Write out the listing below without alteration, omitting its pictures.

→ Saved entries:
- - -
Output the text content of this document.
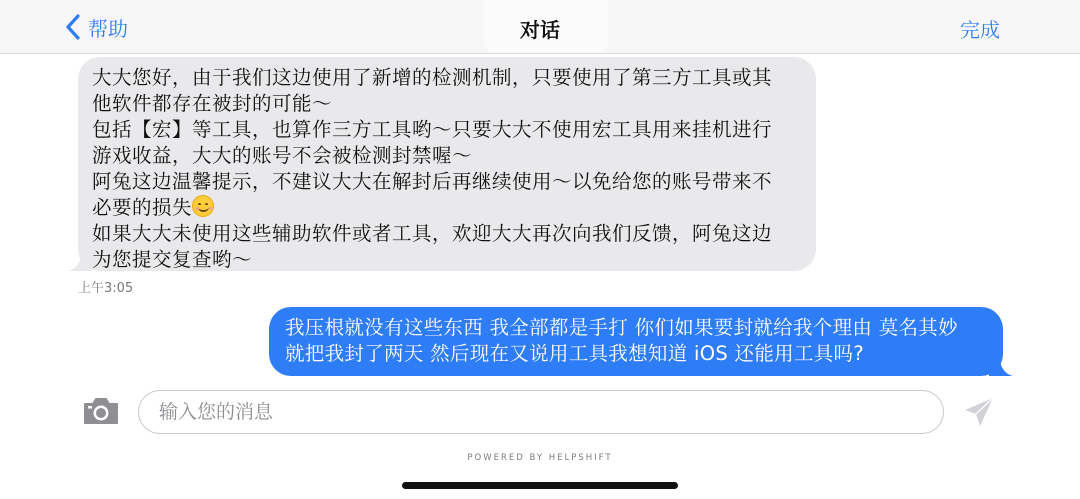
帮助	对话	完成

大大您好，由于我们这边使用了新增的检测机制，只要使用了第三方工具或其
他软件都存在被封的可能～
包括【宏】等工具，也算作三方工具哟～只要大大不使用宏工具用来挂机进行
游戏收益，大大的账号不会被检测封禁喔～
阿兔这边温馨提示，不建议大大在解封后再继续使用～以免给您的账号带来不
必要的损失

如果大大未使用这些辅助软件或者工具，欢迎大大再次向我们反馈，阿兔这边
为您提交复查哟～

上午3:05

我压根就没有这些东西 我全部都是手打 你们如果要封就给我个理由 莫名其妙
就把我封了两天 然后现在又说用工具我想知道 iOS 还能用工具吗?

输入您的消息
POWERED BY HELPSHIFT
- - -
→ ANSWER BELOW:
Output the text content of this document.
帮助	对话	完成

大大您好，由于我们这边使用了新增的检测机制，只要使用了第三方工具或其
他软件都存在被封的可能～
包括【宏】等工具，也算作三方工具哟～只要大大不使用宏工具用来挂机进行
游戏收益，大大的账号不会被检测封禁喔～
阿兔这边温馨提示，不建议大大在解封后再继续使用～以免给您的账号带来不
必要的损失

如果大大未使用这些辅助软件或者工具，欢迎大大再次向我们反馈，阿兔这边
为您提交复查哟～

上午3:05

我压根就没有这些东西 我全部都是手打 你们如果要封就给我个理由 莫名其妙
就把我封了两天 然后现在又说用工具我想知道 iOS 还能用工具吗?

输入您的消息
POWERED BY HELPSHIFT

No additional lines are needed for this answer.